GOAL →
A line counts if it contains the string "Budden"; say how many such lines there are, giving only the number.

START

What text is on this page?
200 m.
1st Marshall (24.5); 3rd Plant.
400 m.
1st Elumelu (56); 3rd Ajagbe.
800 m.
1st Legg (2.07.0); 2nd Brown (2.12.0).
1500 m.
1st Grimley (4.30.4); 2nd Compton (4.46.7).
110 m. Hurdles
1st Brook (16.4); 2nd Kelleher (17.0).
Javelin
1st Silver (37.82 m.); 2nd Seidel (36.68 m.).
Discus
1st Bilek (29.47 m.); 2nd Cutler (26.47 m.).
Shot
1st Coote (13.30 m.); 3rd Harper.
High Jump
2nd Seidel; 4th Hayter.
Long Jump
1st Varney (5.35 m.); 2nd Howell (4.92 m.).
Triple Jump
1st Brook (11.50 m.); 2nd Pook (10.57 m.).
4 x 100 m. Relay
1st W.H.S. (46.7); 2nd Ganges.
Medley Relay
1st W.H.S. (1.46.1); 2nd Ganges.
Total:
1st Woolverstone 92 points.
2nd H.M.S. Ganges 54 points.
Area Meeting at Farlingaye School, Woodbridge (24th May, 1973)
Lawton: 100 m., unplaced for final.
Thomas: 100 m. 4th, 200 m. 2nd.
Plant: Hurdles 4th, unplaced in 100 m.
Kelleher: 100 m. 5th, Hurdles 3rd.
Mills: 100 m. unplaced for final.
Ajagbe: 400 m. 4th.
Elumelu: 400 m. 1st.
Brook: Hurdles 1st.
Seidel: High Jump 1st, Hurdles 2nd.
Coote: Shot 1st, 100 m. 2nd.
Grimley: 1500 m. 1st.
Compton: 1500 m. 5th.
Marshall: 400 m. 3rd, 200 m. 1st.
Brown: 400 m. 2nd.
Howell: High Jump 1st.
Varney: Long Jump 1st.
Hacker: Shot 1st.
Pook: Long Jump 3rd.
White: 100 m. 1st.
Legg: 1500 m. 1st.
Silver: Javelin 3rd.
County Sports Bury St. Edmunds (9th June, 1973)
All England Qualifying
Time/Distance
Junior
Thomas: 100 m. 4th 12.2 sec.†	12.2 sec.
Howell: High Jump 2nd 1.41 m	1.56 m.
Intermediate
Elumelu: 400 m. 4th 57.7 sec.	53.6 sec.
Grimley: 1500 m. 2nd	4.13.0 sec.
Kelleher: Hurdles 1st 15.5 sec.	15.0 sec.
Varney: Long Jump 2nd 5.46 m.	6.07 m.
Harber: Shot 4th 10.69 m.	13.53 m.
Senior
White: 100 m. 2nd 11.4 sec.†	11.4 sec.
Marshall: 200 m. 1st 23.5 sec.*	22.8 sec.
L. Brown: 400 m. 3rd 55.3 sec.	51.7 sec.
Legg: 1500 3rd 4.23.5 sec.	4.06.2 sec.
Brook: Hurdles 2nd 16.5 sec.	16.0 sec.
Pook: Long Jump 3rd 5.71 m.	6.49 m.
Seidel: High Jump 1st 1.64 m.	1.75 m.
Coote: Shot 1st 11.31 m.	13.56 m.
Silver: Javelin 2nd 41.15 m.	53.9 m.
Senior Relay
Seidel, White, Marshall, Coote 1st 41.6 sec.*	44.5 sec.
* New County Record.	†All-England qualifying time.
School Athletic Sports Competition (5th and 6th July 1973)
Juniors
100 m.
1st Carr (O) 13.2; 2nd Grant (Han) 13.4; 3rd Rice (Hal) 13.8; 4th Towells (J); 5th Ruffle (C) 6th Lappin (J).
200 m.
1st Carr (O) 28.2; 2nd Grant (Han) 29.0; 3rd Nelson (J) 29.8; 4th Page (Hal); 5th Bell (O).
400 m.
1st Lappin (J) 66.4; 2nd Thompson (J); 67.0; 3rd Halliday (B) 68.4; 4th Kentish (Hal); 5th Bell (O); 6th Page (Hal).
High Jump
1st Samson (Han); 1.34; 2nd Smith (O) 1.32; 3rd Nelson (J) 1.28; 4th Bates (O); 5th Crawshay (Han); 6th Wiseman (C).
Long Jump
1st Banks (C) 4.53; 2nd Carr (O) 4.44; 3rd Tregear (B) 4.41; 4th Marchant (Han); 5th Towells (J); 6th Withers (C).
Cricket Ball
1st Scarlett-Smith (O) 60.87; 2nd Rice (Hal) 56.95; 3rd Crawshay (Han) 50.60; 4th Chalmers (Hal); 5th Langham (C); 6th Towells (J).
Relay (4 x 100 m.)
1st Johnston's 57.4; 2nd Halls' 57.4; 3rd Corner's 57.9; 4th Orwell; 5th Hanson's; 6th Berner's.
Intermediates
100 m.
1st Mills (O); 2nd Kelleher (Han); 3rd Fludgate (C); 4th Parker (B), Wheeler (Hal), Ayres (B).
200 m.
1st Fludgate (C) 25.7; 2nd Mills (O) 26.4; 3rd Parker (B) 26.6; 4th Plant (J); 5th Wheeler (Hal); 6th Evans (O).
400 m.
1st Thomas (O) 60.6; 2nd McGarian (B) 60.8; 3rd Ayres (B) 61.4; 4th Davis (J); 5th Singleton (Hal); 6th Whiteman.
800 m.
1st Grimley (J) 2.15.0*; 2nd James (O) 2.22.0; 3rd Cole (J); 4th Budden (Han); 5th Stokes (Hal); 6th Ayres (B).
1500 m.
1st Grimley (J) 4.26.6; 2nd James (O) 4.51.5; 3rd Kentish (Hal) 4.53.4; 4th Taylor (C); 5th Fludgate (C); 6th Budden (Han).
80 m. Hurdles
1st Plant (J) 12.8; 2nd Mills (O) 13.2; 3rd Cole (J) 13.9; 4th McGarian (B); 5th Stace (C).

END

ANSWER IN FULL →
2